↓
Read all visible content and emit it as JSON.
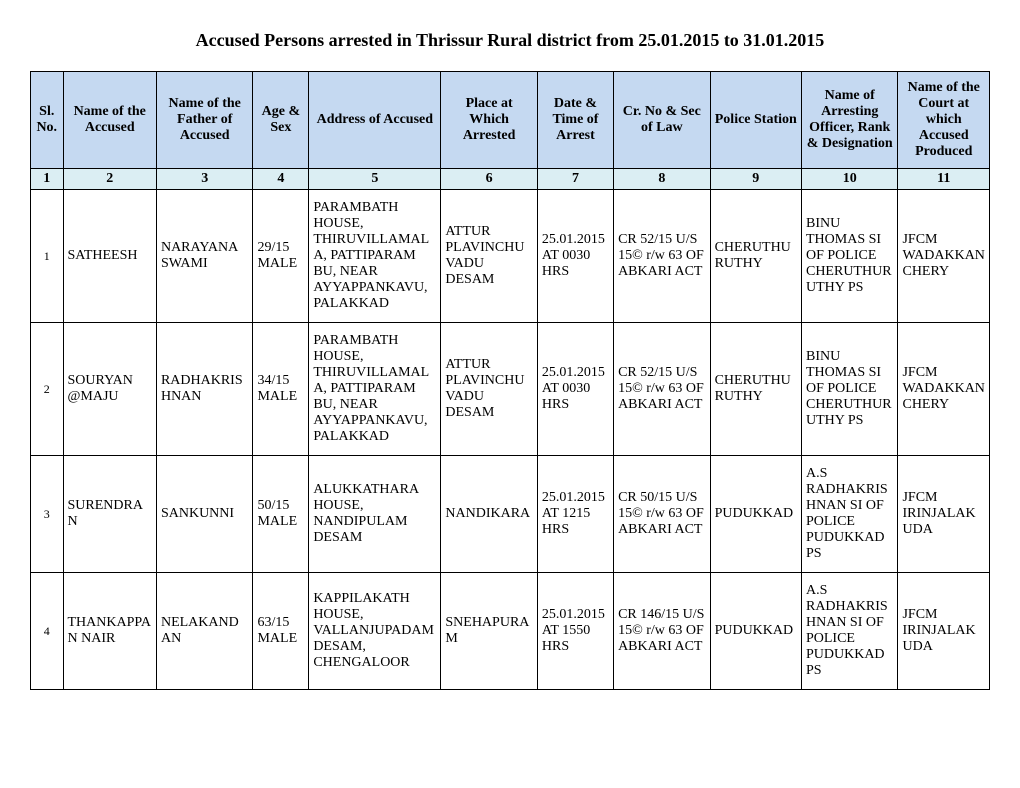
{
  "title": "Accused Persons arrested in   Thrissur Rural  district from  25.01.2015 to 31.01.2015",
  "headers": {
    "c1": "Sl. No.",
    "c2": "Name of the Accused",
    "c3": "Name of the Father of Accused",
    "c4": "Age & Sex",
    "c5": "Address of Accused",
    "c6": "Place at Which Arrested",
    "c7": "Date & Time of Arrest",
    "c8": "Cr. No & Sec of Law",
    "c9": "Police Station",
    "c10": "Name of Arresting Officer, Rank & Designation",
    "c11": "Name of the Court at which Accused Produced"
  },
  "colnums": {
    "c1": "1",
    "c2": "2",
    "c3": "3",
    "c4": "4",
    "c5": "5",
    "c6": "6",
    "c7": "7",
    "c8": "8",
    "c9": "9",
    "c10": "10",
    "c11": "11"
  },
  "rows": [
    {
      "sl": "1",
      "name": "SATHEESH",
      "father": "NARAYANA SWAMI",
      "age": "29/15 MALE",
      "address": "PARAMBATH HOUSE, THIRUVILLAMALA, PATTIPARAM BU, NEAR AYYAPPANKAVU, PALAKKAD",
      "place": "ATTUR PLAVINCHUVADU DESAM",
      "date": "25.01.2015 AT 0030 HRS",
      "crno": "CR 52/15 U/S 15© r/w 63 OF ABKARI ACT",
      "station": "CHERUTHURUTHY",
      "officer": "BINU THOMAS SI OF POLICE CHERUTHURUTHY PS",
      "court": "JFCM WADAKKANCHERY"
    },
    {
      "sl": "2",
      "name": "SOURYAN @MAJU",
      "father": "RADHAKRISHNAN",
      "age": "34/15 MALE",
      "address": "PARAMBATH HOUSE, THIRUVILLAMALA, PATTIPARAM BU, NEAR AYYAPPANKAVU, PALAKKAD",
      "place": "ATTUR PLAVINCHUVADU DESAM",
      "date": "25.01.2015 AT 0030 HRS",
      "crno": "CR 52/15 U/S 15© r/w 63 OF ABKARI ACT",
      "station": "CHERUTHURUTHY",
      "officer": "BINU THOMAS SI OF POLICE CHERUTHURUTHY PS",
      "court": "JFCM WADAKKANCHERY"
    },
    {
      "sl": "3",
      "name": "SURENDRAN",
      "father": "SANKUNNI",
      "age": "50/15 MALE",
      "address": "ALUKKATHARA HOUSE, NANDIPULAM DESAM",
      "place": "NANDIKARA",
      "date": "25.01.2015 AT 1215 HRS",
      "crno": "CR 50/15 U/S 15© r/w 63 OF ABKARI ACT",
      "station": "PUDUKKAD",
      "officer": "A.S RADHAKRISHNAN SI OF POLICE PUDUKKAD PS",
      "court": "JFCM IRINJALAKUDA"
    },
    {
      "sl": "4",
      "name": "THANKAPPAN NAIR",
      "father": "NELAKANDAN",
      "age": "63/15 MALE",
      "address": "KAPPILAKATH HOUSE, VALLANJUPADAM DESAM, CHENGALOOR",
      "place": "SNEHAPURAM",
      "date": "25.01.2015 AT 1550 HRS",
      "crno": "CR 146/15 U/S 15© r/w 63 OF ABKARI ACT",
      "station": "PUDUKKAD",
      "officer": "A.S RADHAKRISHNAN SI OF POLICE PUDUKKAD PS",
      "court": "JFCM IRINJALAKUDA"
    }
  ]
}
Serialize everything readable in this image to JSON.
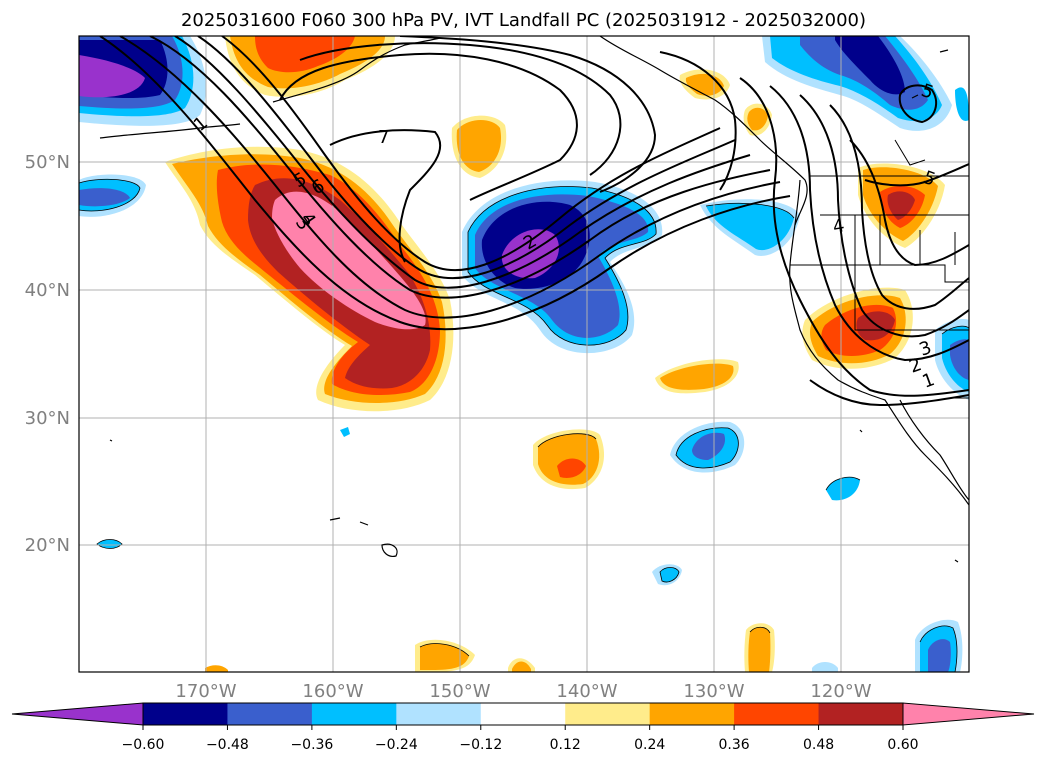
{
  "title": "2025031600 F060 300 hPa PV, IVT Landfall PC (2025031912 - 2025032000)",
  "latitude_labels": [
    "50°N",
    "40°N",
    "30°N",
    "20°N"
  ],
  "longitude_labels": [
    "170°W",
    "160°W",
    "150°W",
    "140°W",
    "130°W",
    "120°W"
  ],
  "colorbar": {
    "tick_labels": [
      "−0.60",
      "−0.48",
      "−0.36",
      "−0.24",
      "−0.12",
      "0.12",
      "0.24",
      "0.36",
      "0.48",
      "0.60"
    ],
    "colors": [
      "#9932cc",
      "#00008b",
      "#3a5fcd",
      "#00bfff",
      "#b0e2ff",
      "#ffffff",
      "#ffec8b",
      "#ffa500",
      "#ff4500",
      "#b22222",
      "#ff82ab"
    ]
  },
  "contour_labels": [
    "7",
    "6",
    "5",
    "4",
    "3",
    "2",
    "5",
    "5",
    "4",
    "3",
    "2",
    "1",
    "1"
  ]
}
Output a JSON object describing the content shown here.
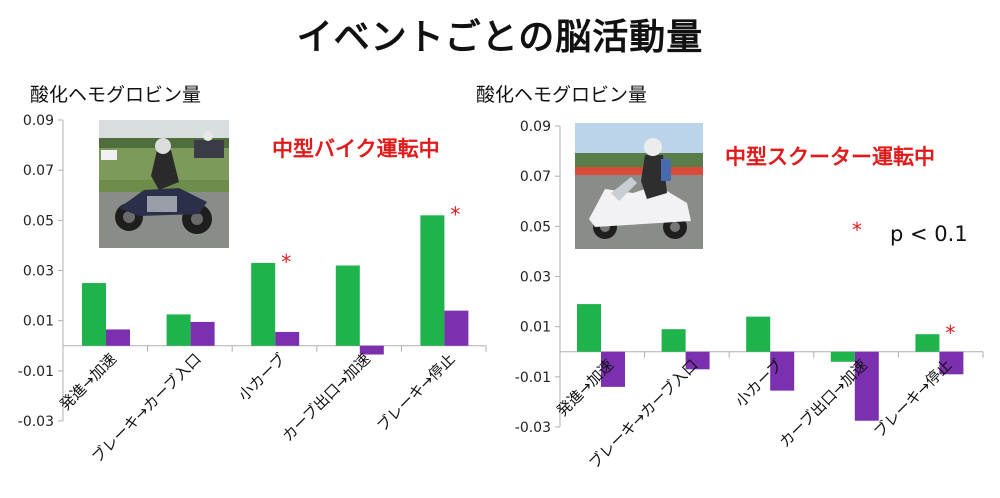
{
  "title": "イベントごとの脳活動量",
  "colors": {
    "series_a": "#1fb34c",
    "series_b": "#7b30b0",
    "accent": "#e01b1b",
    "axis": "#b0b0b0"
  },
  "legend_note": {
    "star": "*",
    "text": "p < 0.1"
  },
  "chart_data": [
    {
      "type": "bar",
      "title": "中型バイク運転中",
      "ylabel": "酸化ヘモグロビン量",
      "xlabel": "",
      "ylim": [
        -0.03,
        0.09
      ],
      "yticks": [
        "0.09",
        "0.07",
        "0.05",
        "0.03",
        "0.01",
        "-0.01",
        "-0.03"
      ],
      "categories": [
        "発進→加速",
        "ブレーキ→カーブ入口",
        "小カーブ",
        "カーブ出口→加速",
        "ブレーキ→停止"
      ],
      "series": [
        {
          "values": [
            0.025,
            0.0125,
            0.033,
            0.032,
            0.052
          ]
        },
        {
          "values": [
            0.0065,
            0.0095,
            0.0055,
            -0.0035,
            0.014
          ]
        }
      ],
      "annotations": [
        {
          "category": 2,
          "text": "*"
        },
        {
          "category": 4,
          "text": "*"
        }
      ],
      "photo": "motorcycle-rider-photo"
    },
    {
      "type": "bar",
      "title": "中型スクーター運転中",
      "ylabel": "酸化ヘモグロビン量",
      "xlabel": "",
      "ylim": [
        -0.03,
        0.09
      ],
      "yticks": [
        "0.09",
        "0.07",
        "0.05",
        "0.03",
        "0.01",
        "-0.01",
        "-0.03"
      ],
      "categories": [
        "発進→加速",
        "ブレーキ→カーブ入口",
        "小カーブ",
        "カーブ出口→加速",
        "ブレーキ→停止"
      ],
      "series": [
        {
          "values": [
            0.019,
            0.009,
            0.014,
            -0.004,
            0.007
          ]
        },
        {
          "values": [
            -0.014,
            -0.007,
            -0.0155,
            -0.0275,
            -0.009
          ]
        }
      ],
      "annotations": [
        {
          "category": 4,
          "text": "*"
        }
      ],
      "photo": "scooter-rider-photo"
    }
  ]
}
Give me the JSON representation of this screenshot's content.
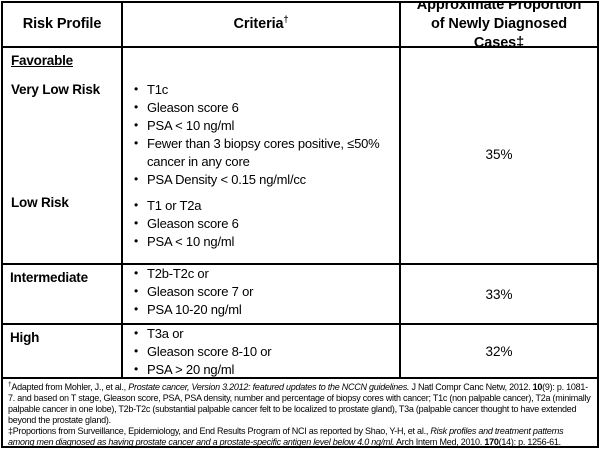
{
  "header": {
    "risk_profile": "Risk Profile",
    "criteria": "Criteria",
    "criteria_sup": "†",
    "proportion": "Approximate Proportion of Newly Diagnosed Cases‡"
  },
  "rows": {
    "favorable": {
      "group_label": "Favorable",
      "very_low": {
        "label": "Very Low Risk",
        "criteria": [
          "T1c",
          "Gleason score 6",
          "PSA < 10 ng/ml",
          "Fewer than 3 biopsy cores positive, ≤50% cancer in any core",
          "PSA Density < 0.15 ng/ml/cc"
        ]
      },
      "low": {
        "label": "Low Risk",
        "criteria": [
          "T1 or T2a",
          "Gleason score 6",
          "PSA < 10 ng/ml"
        ]
      },
      "proportion": "35%"
    },
    "intermediate": {
      "label": "Intermediate",
      "criteria": [
        "T2b-T2c or",
        "Gleason score 7 or",
        "PSA 10-20 ng/ml"
      ],
      "proportion": "33%"
    },
    "high": {
      "label": "High",
      "criteria": [
        "T3a or",
        "Gleason score 8-10 or",
        "PSA > 20 ng/ml"
      ],
      "proportion": "32%"
    }
  },
  "footnotes": {
    "dagger": {
      "symbol": "†",
      "pre_italic": "Adapted  from Mohler, J., et al., ",
      "italic": "Prostate cancer, Version 3.2012: featured updates to the NCCN guidelines.",
      "mid": " J Natl Compr Canc Netw, 2012. ",
      "bold": "10",
      "post": "(9): p. 1081-7.  and based on T stage, Gleason score, PSA, PSA density, number and percentage of biopsy cores with cancer; T1c (non palpable cancer), T2a (minimally palpable cancer in one lobe), T2b-T2c (substantial palpable cancer felt to be localized to prostate gland), T3a (palpable cancer thought to have extended beyond the prostate gland)."
    },
    "double_dagger": {
      "symbol": "‡",
      "pre_italic": "Proportions from Surveillance, Epidemiology, and End Results Program of NCI as reported by Shao, Y-H, et al., ",
      "italic": "Risk profiles and treatment patterns among men diagnosed as having prostate cancer and a prostate-specific antigen level below 4.0 ng/ml.",
      "mid": " Arch Intern Med, 2010. ",
      "bold": "170",
      "post": "(14): p. 1256-61."
    }
  },
  "colors": {
    "border": "#000000",
    "background": "#ffffff",
    "text": "#000000"
  }
}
↑
● **Directive**
Provide only the count of lines in the material above that hold the word "post".

● **The answer**
2